▸ **WORK INSTRUCTIONS**
Nothing may be dropped or altered: reproduce all the data.

▸ **DATA ENTRIES**
[START]

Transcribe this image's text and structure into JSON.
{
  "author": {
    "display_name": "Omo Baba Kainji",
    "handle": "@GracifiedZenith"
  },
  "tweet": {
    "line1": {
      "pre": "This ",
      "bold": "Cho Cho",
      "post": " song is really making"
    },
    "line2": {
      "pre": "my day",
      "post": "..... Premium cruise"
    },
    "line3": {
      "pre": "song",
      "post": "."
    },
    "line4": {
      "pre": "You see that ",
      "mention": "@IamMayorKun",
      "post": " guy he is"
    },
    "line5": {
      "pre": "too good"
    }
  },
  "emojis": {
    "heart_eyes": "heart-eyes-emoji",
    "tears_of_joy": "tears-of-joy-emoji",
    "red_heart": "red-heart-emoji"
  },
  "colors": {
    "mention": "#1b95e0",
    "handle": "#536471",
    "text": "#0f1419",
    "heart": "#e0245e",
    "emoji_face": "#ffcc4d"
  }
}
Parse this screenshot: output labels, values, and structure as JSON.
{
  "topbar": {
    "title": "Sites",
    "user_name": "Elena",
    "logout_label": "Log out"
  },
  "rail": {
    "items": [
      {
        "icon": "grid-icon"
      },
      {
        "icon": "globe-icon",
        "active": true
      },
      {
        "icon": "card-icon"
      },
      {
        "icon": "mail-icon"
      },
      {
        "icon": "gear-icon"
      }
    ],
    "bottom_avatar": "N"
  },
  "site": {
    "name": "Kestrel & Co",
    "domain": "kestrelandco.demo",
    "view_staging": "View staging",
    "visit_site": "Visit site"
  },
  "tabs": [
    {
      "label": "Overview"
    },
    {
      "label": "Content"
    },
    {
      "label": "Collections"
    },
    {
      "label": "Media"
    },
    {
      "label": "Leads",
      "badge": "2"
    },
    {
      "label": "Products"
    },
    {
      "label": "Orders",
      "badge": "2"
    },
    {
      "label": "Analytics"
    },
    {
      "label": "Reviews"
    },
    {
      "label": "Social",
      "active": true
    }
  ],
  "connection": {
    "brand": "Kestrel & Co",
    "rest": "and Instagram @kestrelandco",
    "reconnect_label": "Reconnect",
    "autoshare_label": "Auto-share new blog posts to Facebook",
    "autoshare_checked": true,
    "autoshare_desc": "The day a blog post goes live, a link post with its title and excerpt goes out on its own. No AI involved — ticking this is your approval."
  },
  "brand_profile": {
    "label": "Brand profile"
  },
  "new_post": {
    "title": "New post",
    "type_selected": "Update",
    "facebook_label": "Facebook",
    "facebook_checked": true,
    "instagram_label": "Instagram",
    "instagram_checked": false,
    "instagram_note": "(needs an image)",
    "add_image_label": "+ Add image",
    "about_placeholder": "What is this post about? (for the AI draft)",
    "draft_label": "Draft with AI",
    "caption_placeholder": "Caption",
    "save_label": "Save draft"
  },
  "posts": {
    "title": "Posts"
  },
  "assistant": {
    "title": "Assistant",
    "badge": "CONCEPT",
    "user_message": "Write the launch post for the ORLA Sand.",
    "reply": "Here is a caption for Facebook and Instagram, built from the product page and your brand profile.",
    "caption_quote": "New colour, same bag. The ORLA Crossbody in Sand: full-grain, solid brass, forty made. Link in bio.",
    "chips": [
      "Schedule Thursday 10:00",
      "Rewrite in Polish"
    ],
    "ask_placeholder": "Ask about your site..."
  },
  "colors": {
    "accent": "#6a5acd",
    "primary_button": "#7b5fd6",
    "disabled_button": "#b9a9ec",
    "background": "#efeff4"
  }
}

[END]

▸ **EXERCISE ANSWER**
Transcribe this image's text and structure into JSON.
{
  "author": {
    "display_name": "Omo Baba Kainji",
    "handle": "@GracifiedZenith"
  },
  "tweet": {
    "line1": {
      "pre": "This ",
      "bold": "Cho Cho",
      "post": " song is really making"
    },
    "line2": {
      "pre": "my day",
      "post": "..... Premium cruise"
    },
    "line3": {
      "pre": "song",
      "post": "."
    },
    "line4": {
      "pre": "You see that ",
      "mention": "@IamMayorKun",
      "post": " guy he is"
    },
    "line5": {
      "pre": "too good"
    }
  },
  "emojis": {
    "heart_eyes": "heart-eyes-emoji",
    "tears_of_joy": "tears-of-joy-emoji",
    "red_heart": "red-heart-emoji"
  },
  "colors": {
    "mention": "#1b95e0",
    "handle": "#536471",
    "text": "#0f1419",
    "heart": "#e0245e",
    "emoji_face": "#ffcc4d"
  }
}
Parse this screenshot: output labels, values, and structure as JSON.
{
  "topbar": {
    "title": "Sites",
    "user_name": "Elena",
    "logout_label": "Log out"
  },
  "rail": {
    "items": [
      {
        "icon": "grid-icon"
      },
      {
        "icon": "globe-icon",
        "active": true
      },
      {
        "icon": "card-icon"
      },
      {
        "icon": "mail-icon"
      },
      {
        "icon": "gear-icon"
      }
    ],
    "bottom_avatar": "N"
  },
  "site": {
    "name": "Kestrel & Co",
    "domain": "kestrelandco.demo",
    "view_staging": "View staging",
    "visit_site": "Visit site"
  },
  "tabs": [
    {
      "label": "Overview"
    },
    {
      "label": "Content"
    },
    {
      "label": "Collections"
    },
    {
      "label": "Media"
    },
    {
      "label": "Leads",
      "badge": "2"
    },
    {
      "label": "Products"
    },
    {
      "label": "Orders",
      "badge": "2"
    },
    {
      "label": "Analytics"
    },
    {
      "label": "Reviews"
    },
    {
      "label": "Social",
      "active": true
    }
  ],
  "connection": {
    "brand": "Kestrel & Co",
    "rest": "and Instagram @kestrelandco",
    "reconnect_label": "Reconnect",
    "autoshare_label": "Auto-share new blog posts to Facebook",
    "autoshare_checked": true,
    "autoshare_desc": "The day a blog post goes live, a link post with its title and excerpt goes out on its own. No AI involved — ticking this is your approval."
  },
  "brand_profile": {
    "label": "Brand profile"
  },
  "new_post": {
    "title": "New post",
    "type_selected": "Update",
    "facebook_label": "Facebook",
    "facebook_checked": true,
    "instagram_label": "Instagram",
    "instagram_checked": false,
    "instagram_note": "(needs an image)",
    "add_image_label": "+ Add image",
    "about_placeholder": "What is this post about? (for the AI draft)",
    "draft_label": "Draft with AI",
    "caption_placeholder": "Caption",
    "save_label": "Save draft"
  },
  "posts": {
    "title": "Posts"
  },
  "assistant": {
    "title": "Assistant",
    "badge": "CONCEPT",
    "user_message": "Write the launch post for the ORLA Sand.",
    "reply": "Here is a caption for Facebook and Instagram, built from the product page and your brand profile.",
    "caption_quote": "New colour, same bag. The ORLA Crossbody in Sand: full-grain, solid brass, forty made. Link in bio.",
    "chips": [
      "Schedule Thursday 10:00",
      "Rewrite in Polish"
    ],
    "ask_placeholder": "Ask about your site..."
  },
  "colors": {
    "accent": "#6a5acd",
    "primary_button": "#7b5fd6",
    "disabled_button": "#b9a9ec",
    "background": "#efeff4"
  }
}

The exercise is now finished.